**Exercise data**.
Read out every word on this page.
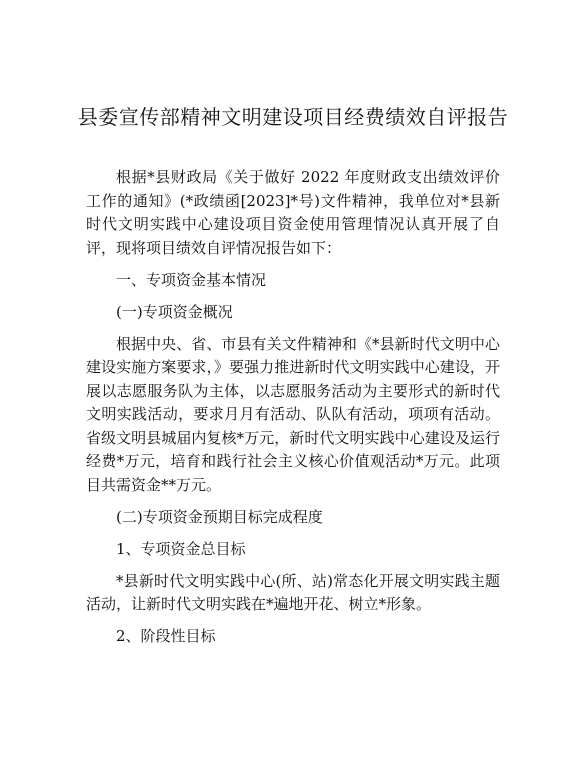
县委宣传部精神文明建设项目经费绩效自评报告

根据*县财政局《关于做好 2022 年度财政支出绩效评价工作的通知》(*政绩函[2023]*号)文件精神，我单位对*县新时代文明实践中心建设项目资金使用管理情况认真开展了自评，现将项目绩效自评情况报告如下：

一、专项资金基本情况

(一)专项资金概况

根据中央、省、市县有关文件精神和《*县新时代文明中心建设实施方案要求，》要强力推进新时代文明实践中心建设，开展以志愿服务队为主体，以志愿服务活动为主要形式的新时代文明实践活动，要求月月有活动、队队有活动，项项有活动。省级文明县城届内复核*万元，新时代文明实践中心建设及运行经费*万元，培育和践行社会主义核心价值观活动*万元。此项目共需资金**万元。

(二)专项资金预期目标完成程度

1、专项资金总目标

*县新时代文明实践中心(所、站)常态化开展文明实践主题活动，让新时代文明实践在*遍地开花、树立*形象。

2、阶段性目标
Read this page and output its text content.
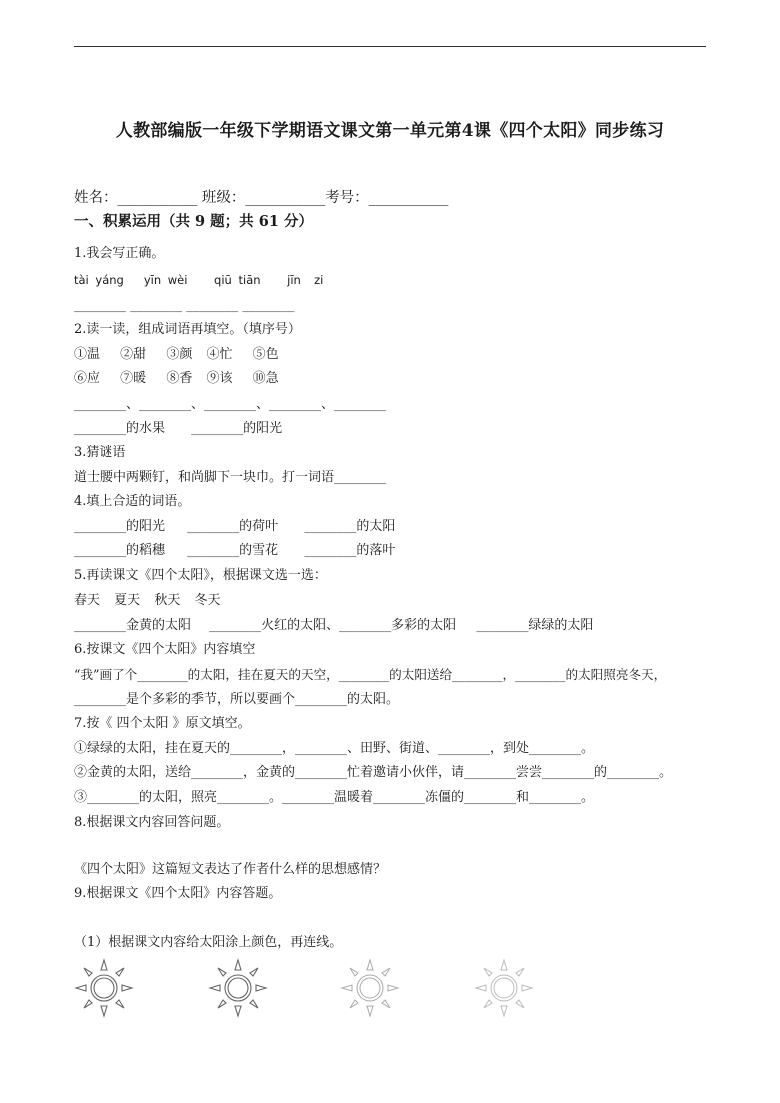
人教部编版一年级下学期语文课文第一单元第4课《四个太阳》同步练习
姓名：___________ 班级：___________考号：___________
一、积累运用（共 9 题；共 61 分）
1.我会写正确。
tài yáng   yīn wèi    qiū tiān    jīn  zi
________ ________ ________ ________
2.读一读，组成词语再填空。（填序号）
①温 ②甜 ③颜 ④忙 ⑤色
⑥应 ⑦暖 ⑧香 ⑨该 ⑩急
________、________、________、________、________
________的水果 ________的阳光
3.猜谜语
道士腰中两颗钉，和尚脚下一块巾。打一词语________
4.填上合适的词语。
________的阳光 ________的荷叶 ________的太阳
________的稻穗 ________的雪花 ________的落叶
5.再读课文《四个太阳》，根据课文选一选：
春天 夏天 秋天 冬天
________金黄的太阳 ________火红的太阳、________多彩的太阳 ________绿绿的太阳
6.按课文《四个太阳》内容填空
“我”画了个________的太阳，挂在夏天的天空，________的太阳送给________，________的太阳照亮冬天，
________是个多彩的季节，所以要画个________的太阳。
7.按《 四个太阳 》原文填空。
①绿绿的太阳，挂在夏天的________，________、田野、街道、________，到处________。
②金黄的太阳，送给________，金黄的________忙着邀请小伙伴，请________尝尝________的________。
③________的太阳，照亮________。________温暖着________冻僵的________和________。
8.根据课文内容回答问题。
《四个太阳》这篇短文表达了作者什么样的思想感情？
9.根据课文《四个太阳》内容答题。
（1）根据课文内容给太阳涂上颜色，再连线。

**Your task**.
Print all of the entries word for word. Skip any images they contain.

**Right answer**.
Read out every word on this page.
县委宣传部精神文明建设项目经费绩效自评报告

根据*县财政局《关于做好 2022 年度财政支出绩效评价工作的通知》(*政绩函[2023]*号)文件精神，我单位对*县新时代文明实践中心建设项目资金使用管理情况认真开展了自评，现将项目绩效自评情况报告如下：

一、专项资金基本情况

(一)专项资金概况

根据中央、省、市县有关文件精神和《*县新时代文明中心建设实施方案要求，》要强力推进新时代文明实践中心建设，开展以志愿服务队为主体，以志愿服务活动为主要形式的新时代文明实践活动，要求月月有活动、队队有活动，项项有活动。省级文明县城届内复核*万元，新时代文明实践中心建设及运行经费*万元，培育和践行社会主义核心价值观活动*万元。此项目共需资金**万元。

(二)专项资金预期目标完成程度

1、专项资金总目标

*县新时代文明实践中心(所、站)常态化开展文明实践主题活动，让新时代文明实践在*遍地开花、树立*形象。

2、阶段性目标
Read this page and output its text content.
人教部编版一年级下学期语文课文第一单元第4课《四个太阳》同步练习
姓名：___________ 班级：___________考号：___________
一、积累运用（共 9 题；共 61 分）
1.我会写正确。
tài yáng   yīn wèi    qiū tiān    jīn  zi
________ ________ ________ ________
2.读一读，组成词语再填空。（填序号）
①温 ②甜 ③颜 ④忙 ⑤色
⑥应 ⑦暖 ⑧香 ⑨该 ⑩急
________、________、________、________、________
________的水果 ________的阳光
3.猜谜语
道士腰中两颗钉，和尚脚下一块巾。打一词语________
4.填上合适的词语。
________的阳光 ________的荷叶 ________的太阳
________的稻穗 ________的雪花 ________的落叶
5.再读课文《四个太阳》，根据课文选一选：
春天 夏天 秋天 冬天
________金黄的太阳 ________火红的太阳、________多彩的太阳 ________绿绿的太阳
6.按课文《四个太阳》内容填空
“我”画了个________的太阳，挂在夏天的天空，________的太阳送给________，________的太阳照亮冬天，
________是个多彩的季节，所以要画个________的太阳。
7.按《 四个太阳 》原文填空。
①绿绿的太阳，挂在夏天的________，________、田野、街道、________，到处________。
②金黄的太阳，送给________，金黄的________忙着邀请小伙伴，请________尝尝________的________。
③________的太阳，照亮________。________温暖着________冻僵的________和________。
8.根据课文内容回答问题。
《四个太阳》这篇短文表达了作者什么样的思想感情？
9.根据课文《四个太阳》内容答题。
（1）根据课文内容给太阳涂上颜色，再连线。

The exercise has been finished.